Below are some records: retype them all exactly, but not the pictures.
==========
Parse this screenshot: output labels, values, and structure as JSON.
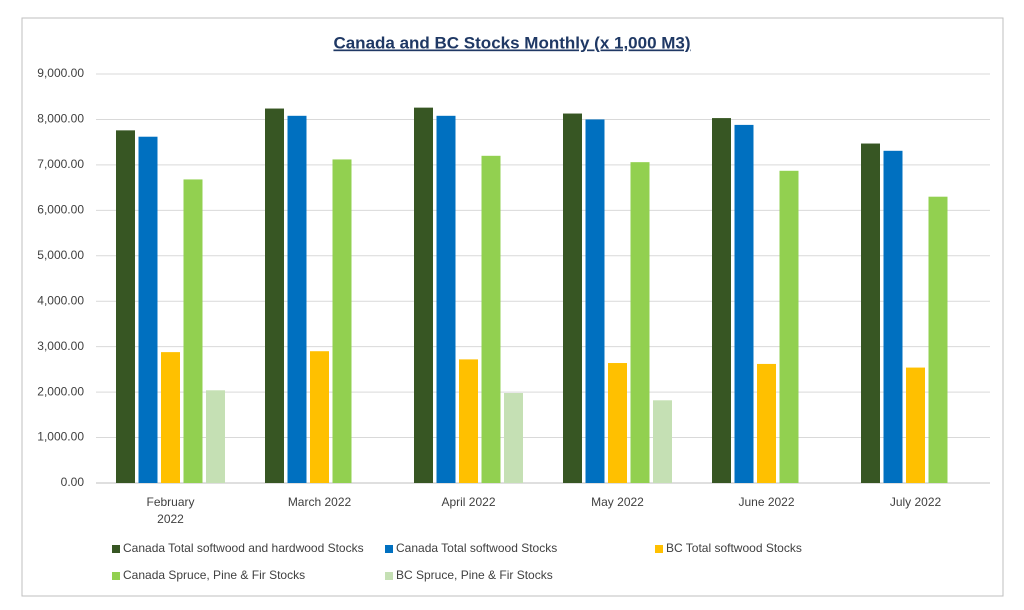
{
  "chart_data": {
    "type": "bar",
    "title": "Canada and BC Stocks  Monthly (x 1,000 M3)",
    "categories": [
      "February 2022",
      "March 2022",
      "April 2022",
      "May 2022",
      "June 2022",
      "July 2022"
    ],
    "series": [
      {
        "name": "Canada Total softwood and hardwood Stocks",
        "color": "#375623",
        "values": [
          7760,
          8240,
          8260,
          8130,
          8030,
          7470
        ]
      },
      {
        "name": "Canada Total softwood Stocks",
        "color": "#0070c0",
        "values": [
          7620,
          8080,
          8080,
          8000,
          7880,
          7310
        ]
      },
      {
        "name": "BC Total softwood Stocks",
        "color": "#ffc000",
        "values": [
          2880,
          2900,
          2720,
          2640,
          2620,
          2540
        ]
      },
      {
        "name": "Canada Spruce, Pine & Fir Stocks",
        "color": "#92d050",
        "values": [
          6680,
          7120,
          7200,
          7060,
          6870,
          6300
        ]
      },
      {
        "name": "BC Spruce, Pine & Fir Stocks",
        "color": "#c5e0b4",
        "values": [
          2040,
          null,
          1980,
          1820,
          null,
          null
        ]
      }
    ],
    "ylim": [
      0,
      9000
    ],
    "yticks": [
      {
        "value": 0,
        "label": "0.00"
      },
      {
        "value": 1000,
        "label": "1,000.00"
      },
      {
        "value": 2000,
        "label": "2,000.00"
      },
      {
        "value": 3000,
        "label": "3,000.00"
      },
      {
        "value": 4000,
        "label": "4,000.00"
      },
      {
        "value": 5000,
        "label": "5,000.00"
      },
      {
        "value": 6000,
        "label": "6,000.00"
      },
      {
        "value": 7000,
        "label": "7,000.00"
      },
      {
        "value": 8000,
        "label": "8,000.00"
      },
      {
        "value": 9000,
        "label": "9,000.00"
      }
    ],
    "grid": true,
    "legend": "bottom"
  }
}
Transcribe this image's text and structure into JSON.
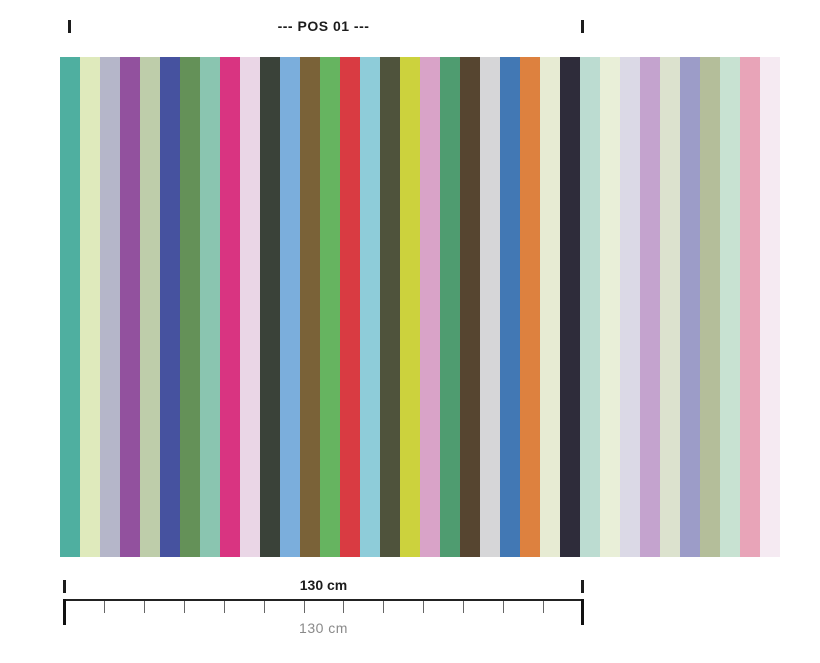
{
  "header": {
    "title": "--- POS 01 ---",
    "left_tick": "I",
    "right_tick": "I"
  },
  "stripes": {
    "count": 36,
    "colors": [
      "#4FAFA0",
      "#DFEABC",
      "#B5B6C9",
      "#92519E",
      "#BECDAA",
      "#46529F",
      "#649158",
      "#8AC5B0",
      "#D93481",
      "#EAD6E6",
      "#3A4239",
      "#7BAEDC",
      "#7A6238",
      "#66B460",
      "#D93B42",
      "#8ECCD9",
      "#4F533C",
      "#CCD23D",
      "#D9A3C8",
      "#4F9C70",
      "#564530",
      "#D6D6D8",
      "#4278B4",
      "#DD813F",
      "#E7EBD3",
      "#2E2C3A",
      "#BCDCD1",
      "#E9EFD8",
      "#DBD9E6",
      "#C4A3CE",
      "#DCE2CE",
      "#9C9CC8",
      "#B4BE9A",
      "#C8E2D2",
      "#E8A4B8",
      "#F5EAF2"
    ]
  },
  "ruler": {
    "width_label": "130 cm",
    "caption": "130 cm",
    "intervals": 13,
    "line_color": "#222222",
    "tick_color": "#666666"
  }
}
==========
# [Exercise answer]
Parse this screenshot: output labels, values, and structure as JSON.
{
  "chart_data": {
    "type": "bar",
    "title": "Canada and BC Stocks  Monthly (x 1,000 M3)",
    "categories": [
      "February 2022",
      "March 2022",
      "April 2022",
      "May 2022",
      "June 2022",
      "July 2022"
    ],
    "series": [
      {
        "name": "Canada Total softwood and hardwood Stocks",
        "color": "#375623",
        "values": [
          7760,
          8240,
          8260,
          8130,
          8030,
          7470
        ]
      },
      {
        "name": "Canada Total softwood Stocks",
        "color": "#0070c0",
        "values": [
          7620,
          8080,
          8080,
          8000,
          7880,
          7310
        ]
      },
      {
        "name": "BC Total softwood Stocks",
        "color": "#ffc000",
        "values": [
          2880,
          2900,
          2720,
          2640,
          2620,
          2540
        ]
      },
      {
        "name": "Canada Spruce, Pine & Fir Stocks",
        "color": "#92d050",
        "values": [
          6680,
          7120,
          7200,
          7060,
          6870,
          6300
        ]
      },
      {
        "name": "BC Spruce, Pine & Fir Stocks",
        "color": "#c5e0b4",
        "values": [
          2040,
          null,
          1980,
          1820,
          null,
          null
        ]
      }
    ],
    "ylim": [
      0,
      9000
    ],
    "yticks": [
      {
        "value": 0,
        "label": "0.00"
      },
      {
        "value": 1000,
        "label": "1,000.00"
      },
      {
        "value": 2000,
        "label": "2,000.00"
      },
      {
        "value": 3000,
        "label": "3,000.00"
      },
      {
        "value": 4000,
        "label": "4,000.00"
      },
      {
        "value": 5000,
        "label": "5,000.00"
      },
      {
        "value": 6000,
        "label": "6,000.00"
      },
      {
        "value": 7000,
        "label": "7,000.00"
      },
      {
        "value": 8000,
        "label": "8,000.00"
      },
      {
        "value": 9000,
        "label": "9,000.00"
      }
    ],
    "grid": true,
    "legend": "bottom"
  }
}
Transcribe this image's text and structure into JSON.
{
  "header": {
    "title": "--- POS 01 ---",
    "left_tick": "I",
    "right_tick": "I"
  },
  "stripes": {
    "count": 36,
    "colors": [
      "#4FAFA0",
      "#DFEABC",
      "#B5B6C9",
      "#92519E",
      "#BECDAA",
      "#46529F",
      "#649158",
      "#8AC5B0",
      "#D93481",
      "#EAD6E6",
      "#3A4239",
      "#7BAEDC",
      "#7A6238",
      "#66B460",
      "#D93B42",
      "#8ECCD9",
      "#4F533C",
      "#CCD23D",
      "#D9A3C8",
      "#4F9C70",
      "#564530",
      "#D6D6D8",
      "#4278B4",
      "#DD813F",
      "#E7EBD3",
      "#2E2C3A",
      "#BCDCD1",
      "#E9EFD8",
      "#DBD9E6",
      "#C4A3CE",
      "#DCE2CE",
      "#9C9CC8",
      "#B4BE9A",
      "#C8E2D2",
      "#E8A4B8",
      "#F5EAF2"
    ]
  },
  "ruler": {
    "width_label": "130 cm",
    "caption": "130 cm",
    "intervals": 13,
    "line_color": "#222222",
    "tick_color": "#666666"
  }
}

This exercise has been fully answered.